**Your objective**
Nothing may be dropped or altered: reproduce all the data.

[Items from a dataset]
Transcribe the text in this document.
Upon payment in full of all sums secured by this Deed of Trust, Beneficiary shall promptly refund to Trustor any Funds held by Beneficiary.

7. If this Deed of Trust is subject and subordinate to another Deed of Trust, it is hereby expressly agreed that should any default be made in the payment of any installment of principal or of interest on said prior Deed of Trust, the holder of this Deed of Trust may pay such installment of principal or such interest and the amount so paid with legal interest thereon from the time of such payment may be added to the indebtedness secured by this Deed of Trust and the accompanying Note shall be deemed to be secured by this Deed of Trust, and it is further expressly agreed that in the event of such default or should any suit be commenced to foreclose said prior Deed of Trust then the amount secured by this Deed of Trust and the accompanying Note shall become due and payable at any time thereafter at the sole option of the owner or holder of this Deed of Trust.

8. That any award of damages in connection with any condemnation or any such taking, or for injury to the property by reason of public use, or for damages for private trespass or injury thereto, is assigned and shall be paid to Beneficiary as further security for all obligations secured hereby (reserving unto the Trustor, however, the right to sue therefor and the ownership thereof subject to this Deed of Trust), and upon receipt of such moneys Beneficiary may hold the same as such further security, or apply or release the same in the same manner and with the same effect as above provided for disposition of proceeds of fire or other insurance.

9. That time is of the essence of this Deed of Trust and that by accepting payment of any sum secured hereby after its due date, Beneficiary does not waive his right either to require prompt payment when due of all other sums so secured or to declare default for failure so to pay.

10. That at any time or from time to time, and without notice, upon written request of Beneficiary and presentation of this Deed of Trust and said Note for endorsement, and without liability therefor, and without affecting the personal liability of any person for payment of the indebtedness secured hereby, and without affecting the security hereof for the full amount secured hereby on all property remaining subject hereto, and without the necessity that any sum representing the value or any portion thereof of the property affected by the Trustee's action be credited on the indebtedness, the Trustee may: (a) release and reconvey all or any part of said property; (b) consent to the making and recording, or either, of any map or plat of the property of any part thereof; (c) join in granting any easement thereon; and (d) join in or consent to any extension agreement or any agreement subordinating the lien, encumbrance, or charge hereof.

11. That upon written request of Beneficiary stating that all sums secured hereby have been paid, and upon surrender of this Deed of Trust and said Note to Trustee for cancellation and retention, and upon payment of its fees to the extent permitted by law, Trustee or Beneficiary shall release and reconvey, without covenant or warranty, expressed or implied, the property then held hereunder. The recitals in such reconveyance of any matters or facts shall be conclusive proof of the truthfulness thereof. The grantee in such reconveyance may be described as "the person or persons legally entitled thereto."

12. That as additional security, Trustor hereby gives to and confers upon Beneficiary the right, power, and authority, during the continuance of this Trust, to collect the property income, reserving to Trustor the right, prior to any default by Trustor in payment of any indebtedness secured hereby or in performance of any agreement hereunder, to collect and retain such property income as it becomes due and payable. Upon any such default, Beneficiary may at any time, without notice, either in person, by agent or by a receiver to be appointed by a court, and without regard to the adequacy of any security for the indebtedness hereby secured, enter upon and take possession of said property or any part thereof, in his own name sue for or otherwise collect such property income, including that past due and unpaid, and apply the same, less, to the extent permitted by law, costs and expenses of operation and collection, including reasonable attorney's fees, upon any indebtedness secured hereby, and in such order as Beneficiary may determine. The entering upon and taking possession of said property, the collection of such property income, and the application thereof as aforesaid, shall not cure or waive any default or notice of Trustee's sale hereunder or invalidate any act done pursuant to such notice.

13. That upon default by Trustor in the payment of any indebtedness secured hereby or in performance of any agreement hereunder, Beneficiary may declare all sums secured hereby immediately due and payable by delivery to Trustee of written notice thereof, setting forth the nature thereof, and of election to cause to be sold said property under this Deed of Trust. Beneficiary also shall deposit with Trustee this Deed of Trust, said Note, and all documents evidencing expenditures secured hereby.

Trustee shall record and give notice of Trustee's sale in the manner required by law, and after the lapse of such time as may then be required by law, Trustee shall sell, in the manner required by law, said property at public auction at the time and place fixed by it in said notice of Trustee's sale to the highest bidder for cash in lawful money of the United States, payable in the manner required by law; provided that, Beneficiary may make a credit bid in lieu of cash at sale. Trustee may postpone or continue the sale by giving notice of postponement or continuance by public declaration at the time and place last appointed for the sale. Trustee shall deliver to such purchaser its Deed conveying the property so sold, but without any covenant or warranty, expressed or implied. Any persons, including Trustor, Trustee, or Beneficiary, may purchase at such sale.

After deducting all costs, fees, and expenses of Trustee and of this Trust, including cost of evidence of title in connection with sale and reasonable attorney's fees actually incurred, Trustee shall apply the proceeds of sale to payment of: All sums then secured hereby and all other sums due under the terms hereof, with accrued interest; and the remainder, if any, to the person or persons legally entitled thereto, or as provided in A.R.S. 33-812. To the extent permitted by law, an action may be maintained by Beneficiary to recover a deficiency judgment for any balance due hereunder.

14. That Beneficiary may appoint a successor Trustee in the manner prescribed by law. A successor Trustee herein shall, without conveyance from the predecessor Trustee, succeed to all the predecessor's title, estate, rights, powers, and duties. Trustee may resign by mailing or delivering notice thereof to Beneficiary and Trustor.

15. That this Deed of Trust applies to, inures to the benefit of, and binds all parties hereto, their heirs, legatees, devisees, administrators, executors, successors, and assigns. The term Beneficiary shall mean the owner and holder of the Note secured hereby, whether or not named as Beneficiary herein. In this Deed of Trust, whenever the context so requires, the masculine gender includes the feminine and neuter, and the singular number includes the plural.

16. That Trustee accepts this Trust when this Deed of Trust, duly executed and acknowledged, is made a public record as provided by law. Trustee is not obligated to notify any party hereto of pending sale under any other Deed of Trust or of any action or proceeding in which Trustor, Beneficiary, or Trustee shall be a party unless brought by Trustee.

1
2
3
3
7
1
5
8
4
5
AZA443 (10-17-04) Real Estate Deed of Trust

**Answer to this task**
Transcribe the text in this document.
Upon payment in full of all sums secured by this Deed of Trust, Beneficiary shall promptly refund to Trustor any Funds held by Beneficiary.

7. If this Deed of Trust is subject and subordinate to another Deed of Trust, it is hereby expressly agreed that should any default be made in the payment of any installment of principal or of interest on said prior Deed of Trust, the holder of this Deed of Trust may pay such installment of principal or such interest and the amount so paid with legal interest thereon from the time of such payment may be added to the indebtedness secured by this Deed of Trust and the accompanying Note shall be deemed to be secured by this Deed of Trust, and it is further expressly agreed that in the event of such default or should any suit be commenced to foreclose said prior Deed of Trust then the amount secured by this Deed of Trust and the accompanying Note shall become due and payable at any time thereafter at the sole option of the owner or holder of this Deed of Trust.

8. That any award of damages in connection with any condemnation or any such taking, or for injury to the property by reason of public use, or for damages for private trespass or injury thereto, is assigned and shall be paid to Beneficiary as further security for all obligations secured hereby (reserving unto the Trustor, however, the right to sue therefor and the ownership thereof subject to this Deed of Trust), and upon receipt of such moneys Beneficiary may hold the same as such further security, or apply or release the same in the same manner and with the same effect as above provided for disposition of proceeds of fire or other insurance.

9. That time is of the essence of this Deed of Trust and that by accepting payment of any sum secured hereby after its due date, Beneficiary does not waive his right either to require prompt payment when due of all other sums so secured or to declare default for failure so to pay.

10. That at any time or from time to time, and without notice, upon written request of Beneficiary and presentation of this Deed of Trust and said Note for endorsement, and without liability therefor, and without affecting the personal liability of any person for payment of the indebtedness secured hereby, and without affecting the security hereof for the full amount secured hereby on all property remaining subject hereto, and without the necessity that any sum representing the value or any portion thereof of the property affected by the Trustee's action be credited on the indebtedness, the Trustee may: (a) release and reconvey all or any part of said property; (b) consent to the making and recording, or either, of any map or plat of the property of any part thereof; (c) join in granting any easement thereon; and (d) join in or consent to any extension agreement or any agreement subordinating the lien, encumbrance, or charge hereof.

11. That upon written request of Beneficiary stating that all sums secured hereby have been paid, and upon surrender of this Deed of Trust and said Note to Trustee for cancellation and retention, and upon payment of its fees to the extent permitted by law, Trustee or Beneficiary shall release and reconvey, without covenant or warranty, expressed or implied, the property then held hereunder. The recitals in such reconveyance of any matters or facts shall be conclusive proof of the truthfulness thereof. The grantee in such reconveyance may be described as "the person or persons legally entitled thereto."

12. That as additional security, Trustor hereby gives to and confers upon Beneficiary the right, power, and authority, during the continuance of this Trust, to collect the property income, reserving to Trustor the right, prior to any default by Trustor in payment of any indebtedness secured hereby or in performance of any agreement hereunder, to collect and retain such property income as it becomes due and payable. Upon any such default, Beneficiary may at any time, without notice, either in person, by agent or by a receiver to be appointed by a court, and without regard to the adequacy of any security for the indebtedness hereby secured, enter upon and take possession of said property or any part thereof, in his own name sue for or otherwise collect such property income, including that past due and unpaid, and apply the same, less, to the extent permitted by law, costs and expenses of operation and collection, including reasonable attorney's fees, upon any indebtedness secured hereby, and in such order as Beneficiary may determine. The entering upon and taking possession of said property, the collection of such property income, and the application thereof as aforesaid, shall not cure or waive any default or notice of Trustee's sale hereunder or invalidate any act done pursuant to such notice.

13. That upon default by Trustor in the payment of any indebtedness secured hereby or in performance of any agreement hereunder, Beneficiary may declare all sums secured hereby immediately due and payable by delivery to Trustee of written notice thereof, setting forth the nature thereof, and of election to cause to be sold said property under this Deed of Trust. Beneficiary also shall deposit with Trustee this Deed of Trust, said Note, and all documents evidencing expenditures secured hereby.

Trustee shall record and give notice of Trustee's sale in the manner required by law, and after the lapse of such time as may then be required by law, Trustee shall sell, in the manner required by law, said property at public auction at the time and place fixed by it in said notice of Trustee's sale to the highest bidder for cash in lawful money of the United States, payable in the manner required by law; provided that, Beneficiary may make a credit bid in lieu of cash at sale. Trustee may postpone or continue the sale by giving notice of postponement or continuance by public declaration at the time and place last appointed for the sale. Trustee shall deliver to such purchaser its Deed conveying the property so sold, but without any covenant or warranty, expressed or implied. Any persons, including Trustor, Trustee, or Beneficiary, may purchase at such sale.

After deducting all costs, fees, and expenses of Trustee and of this Trust, including cost of evidence of title in connection with sale and reasonable attorney's fees actually incurred, Trustee shall apply the proceeds of sale to payment of: All sums then secured hereby and all other sums due under the terms hereof, with accrued interest; and the remainder, if any, to the person or persons legally entitled thereto, or as provided in A.R.S. 33-812. To the extent permitted by law, an action may be maintained by Beneficiary to recover a deficiency judgment for any balance due hereunder.

14. That Beneficiary may appoint a successor Trustee in the manner prescribed by law. A successor Trustee herein shall, without conveyance from the predecessor Trustee, succeed to all the predecessor's title, estate, rights, powers, and duties. Trustee may resign by mailing or delivering notice thereof to Beneficiary and Trustor.

15. That this Deed of Trust applies to, inures to the benefit of, and binds all parties hereto, their heirs, legatees, devisees, administrators, executors, successors, and assigns. The term Beneficiary shall mean the owner and holder of the Note secured hereby, whether or not named as Beneficiary herein. In this Deed of Trust, whenever the context so requires, the masculine gender includes the feminine and neuter, and the singular number includes the plural.

16. That Trustee accepts this Trust when this Deed of Trust, duly executed and acknowledged, is made a public record as provided by law. Trustee is not obligated to notify any party hereto of pending sale under any other Deed of Trust or of any action or proceeding in which Trustor, Beneficiary, or Trustee shall be a party unless brought by Trustee.

1
2
3
3
7
1
5
8
4
5
AZA443 (10-17-04) Real Estate Deed of Trust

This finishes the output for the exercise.